··· Text ···
Specific Aim 1: Determine the functional significance of 53BP1 DNA binding.
- Aim 1A: 53BP1 DNA binding mutant construction and characterization.
- Aim 1B: Elucidate the role of 53BP1 DNA binding in DSB repair pathway choice and replication fork protection.
Specific Aim 2: Understand the antagonistic roles of CST and BRCA1-BARD1 in EXO1 regulation.
- Aim 2A Delineate the mechanism through which CST inhibits EXO1 nuclease activity.
- Aim 2B Determine the mechanism by which BRCA1-BARD1 overcomes the CST blockade of EXO1.
- Aim 2C Single-molecule DNA curtain analyses of EXO1 regulation by BRCA1-BARD1 and CST.
Specific Aim 3: Understand the antagonistic roles of CST and BRCA1-BARD1 in BLM-DNA2 regulation.
- Aim 3A. Delineate the mechanism by which CST restricts end resection by BLM-DNA2.
- Aim 3B. Interrogate BRCA1-BARD1 for the ability to alleviate the CST blockade.
- Aim 3C. Single-molecule DNA curtain analysis of end resection by BLM-DNA2 and regulation by CST.
Abstract
DNA double strand breaks (DSBs) are induced by genotoxic agents such as ionizing radiation, chemotherapeutic agents, and during encounters of the DNA replication machinery with DNA damage. The two major, mechanistically distinct DSB repair pathways are non-homologous DNA end joining (NHEJ) and DNA homology-directed repair (HDR). NHEJ is efficient but error-prone. HDR is inherently accurate and represents the preferred repair tool for DNA replication-associated DSBs. HDR commences with the resection of the 5’-terminated strand at break ends to generate a DNA tail that serves as the template for the assembly of the RAD51 recombinase filament. DSB repair pathway choice is linked to cell cycle progression and is determined by whether or not a DSB undergoes extensive resection. Long-range resection is principally mediated by the 5’-3’ exonuclease EXO1 or the BLM helicase- DNA2 endonuclease. The chromatin reader 53BP1 nucleates the formation of a higher-order ensemble that harbors the CTC1-STN1-TEN1 (CST) complex at DSB ends to block end resection in the G1 phase of the cell cycle. The restrictive action of the 53BP1 axis is alleviated by BRCA1-BARD1 in the S and G2 phases via mechanisms that are poorly understood. Thus, BRCA1-deficient tumors, on account of their HDR deficiency, are particularly vulnerable to PARP inhibitors (PARPi) due to synthetic lethality. However, dysfunction in the 53BP1 axis leads to HDR restoration and PARPi resistance.
··· Listed records ···
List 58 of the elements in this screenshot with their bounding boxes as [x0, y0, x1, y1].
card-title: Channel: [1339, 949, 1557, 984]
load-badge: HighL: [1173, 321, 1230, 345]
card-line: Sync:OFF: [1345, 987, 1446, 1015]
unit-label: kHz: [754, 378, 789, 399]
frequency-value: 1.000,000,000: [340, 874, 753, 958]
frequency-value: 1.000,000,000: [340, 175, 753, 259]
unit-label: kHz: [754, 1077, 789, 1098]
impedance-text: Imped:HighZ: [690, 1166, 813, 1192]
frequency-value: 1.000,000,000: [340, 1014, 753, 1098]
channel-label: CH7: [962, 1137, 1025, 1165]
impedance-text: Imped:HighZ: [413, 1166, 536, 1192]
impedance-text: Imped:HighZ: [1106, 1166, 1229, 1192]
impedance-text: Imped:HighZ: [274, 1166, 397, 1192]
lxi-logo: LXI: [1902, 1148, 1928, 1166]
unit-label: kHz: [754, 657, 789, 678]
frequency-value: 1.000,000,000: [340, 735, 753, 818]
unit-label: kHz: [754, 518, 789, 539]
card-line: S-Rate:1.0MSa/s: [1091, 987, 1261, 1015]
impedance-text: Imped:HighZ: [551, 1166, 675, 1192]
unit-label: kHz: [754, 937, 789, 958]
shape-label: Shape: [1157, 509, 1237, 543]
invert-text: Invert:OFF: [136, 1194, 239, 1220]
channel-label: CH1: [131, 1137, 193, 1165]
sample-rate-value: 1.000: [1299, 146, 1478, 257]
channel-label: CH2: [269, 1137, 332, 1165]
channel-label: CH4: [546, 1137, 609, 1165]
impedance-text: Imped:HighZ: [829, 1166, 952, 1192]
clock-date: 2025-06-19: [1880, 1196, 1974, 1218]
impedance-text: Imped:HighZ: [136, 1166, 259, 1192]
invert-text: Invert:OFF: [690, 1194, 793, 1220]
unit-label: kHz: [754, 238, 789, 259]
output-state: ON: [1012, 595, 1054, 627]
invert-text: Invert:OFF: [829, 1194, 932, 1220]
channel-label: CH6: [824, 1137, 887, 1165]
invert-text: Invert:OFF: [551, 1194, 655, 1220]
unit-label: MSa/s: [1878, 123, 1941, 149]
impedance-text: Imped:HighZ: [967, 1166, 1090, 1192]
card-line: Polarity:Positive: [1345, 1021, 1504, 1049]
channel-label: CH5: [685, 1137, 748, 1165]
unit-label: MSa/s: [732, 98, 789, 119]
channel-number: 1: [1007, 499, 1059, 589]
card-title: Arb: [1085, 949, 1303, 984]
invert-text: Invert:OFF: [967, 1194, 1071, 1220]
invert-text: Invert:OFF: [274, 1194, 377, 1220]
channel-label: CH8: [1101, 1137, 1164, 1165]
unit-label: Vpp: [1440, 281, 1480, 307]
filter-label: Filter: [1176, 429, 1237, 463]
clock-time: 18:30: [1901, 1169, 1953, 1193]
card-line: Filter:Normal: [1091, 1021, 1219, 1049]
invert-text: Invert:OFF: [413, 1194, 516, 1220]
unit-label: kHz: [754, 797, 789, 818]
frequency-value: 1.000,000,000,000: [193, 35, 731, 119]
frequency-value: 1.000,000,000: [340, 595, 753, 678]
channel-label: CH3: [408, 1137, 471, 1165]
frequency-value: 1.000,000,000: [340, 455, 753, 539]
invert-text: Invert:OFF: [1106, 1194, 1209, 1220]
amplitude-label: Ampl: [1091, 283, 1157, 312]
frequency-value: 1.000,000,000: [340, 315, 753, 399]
···
= Prompt A =
In the DNA repair text, what mainly carries out long-range resection?
= Prompt B =
Using the DNA repair text, explain why BRCA1-deficient tumors are especially vulnerable to PARP inhibitors.
= Prompt C =
Go on with the DNA repair text from its last sentence.
The data has nothing to do with the DNA repair text.

= Exercise response A =
Long-range resection is mainly carried out by the 5'-3' exonuclease EXO1 or by the BLM helicase-DNA2 endonuclease.

= Exercise response B =
These tumors are deficient in HDR, and that deficiency makes them vulnerable to PARP inhibitors through synthetic lethality.

= Exercise response C =
We have discovered that 53BP1 binds double-stranded DNA. We hypothesize that DNA binding by 53BP1 is germane for its role in the recruitment of downstream factors and the imposition of DSB repair pathway choice. Importantly, we find that the CST complex physically interacts with and inhibits EXO1 as well as BLM-DNA2, while BRCA1-BARD1 efficiently overcomes these restrictive activities of CST. We hypothesize that CST acts via physical interaction with resection enzymes and association with ssDNA to attenuate DNA end resection, while BRCA1-BARD1 counters CST by disrupting these inhibitory interactions and by stimulating resection enzymes. To elucidate the underpinnings of the DNA end resection restriction circuitry, we will (1) determine the biological role of DNA binding by 53BP1, (2) delineate how CST interferes with the activity of the 5’-3’ exonuclease EXO1 and of the helicase-endonuclease complex BLM-DNA2 in DNA end resection, and (3) interrogate BRCA1-BARD1 for its ability to overcome the restriction of DNA end resection imposed by CST.
Our studies and synergy with Projects 1 and 3 will elucidate the intricate regulatory networks that control the onset of DNA end resection and efficiency. These collaborative endeavors will not only illuminate the mechanistic principles of DSB repair pathway choice but will also exert a major impact on our understanding of how DSBs and stressed DNA replication forks lead to cancer and will provide actionable information to help guide the development of targeted cancer therapies to treat BRCA-deficient cancers.